### Exercise directions
Emit the data below verbatim, stripping out any pictures.

### Extracted material
● ● ●

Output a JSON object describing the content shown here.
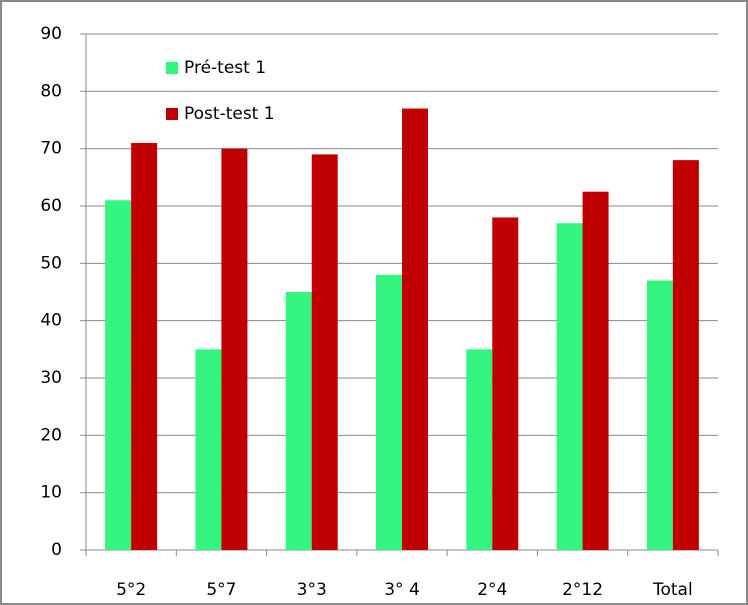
{
  "chart_data": {
    "type": "bar",
    "categories": [
      "5°2",
      "5°7",
      "3°3",
      "3° 4",
      "2°4",
      "2°12",
      "Total"
    ],
    "series": [
      {
        "name": "Pré-test 1",
        "color": "#33f57f",
        "values": [
          61,
          35,
          45,
          48,
          35,
          57,
          47
        ]
      },
      {
        "name": "Post-test 1",
        "color": "#c00000",
        "values": [
          71,
          70,
          69,
          77,
          58,
          62.5,
          68
        ]
      }
    ],
    "ylim": [
      0,
      90
    ],
    "yticks": [
      0,
      10,
      20,
      30,
      40,
      50,
      60,
      70,
      80,
      90
    ],
    "grid": true,
    "legend": "top-left"
  }
}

● ● ●

### Solution to this task
Output a JSON object describing the content shown here.
{
  "chart_data": {
    "type": "bar",
    "categories": [
      "5°2",
      "5°7",
      "3°3",
      "3° 4",
      "2°4",
      "2°12",
      "Total"
    ],
    "series": [
      {
        "name": "Pré-test 1",
        "color": "#33f57f",
        "values": [
          61,
          35,
          45,
          48,
          35,
          57,
          47
        ]
      },
      {
        "name": "Post-test 1",
        "color": "#c00000",
        "values": [
          71,
          70,
          69,
          77,
          58,
          62.5,
          68
        ]
      }
    ],
    "ylim": [
      0,
      90
    ],
    "yticks": [
      0,
      10,
      20,
      30,
      40,
      50,
      60,
      70,
      80,
      90
    ],
    "grid": true,
    "legend": "top-left"
  }
}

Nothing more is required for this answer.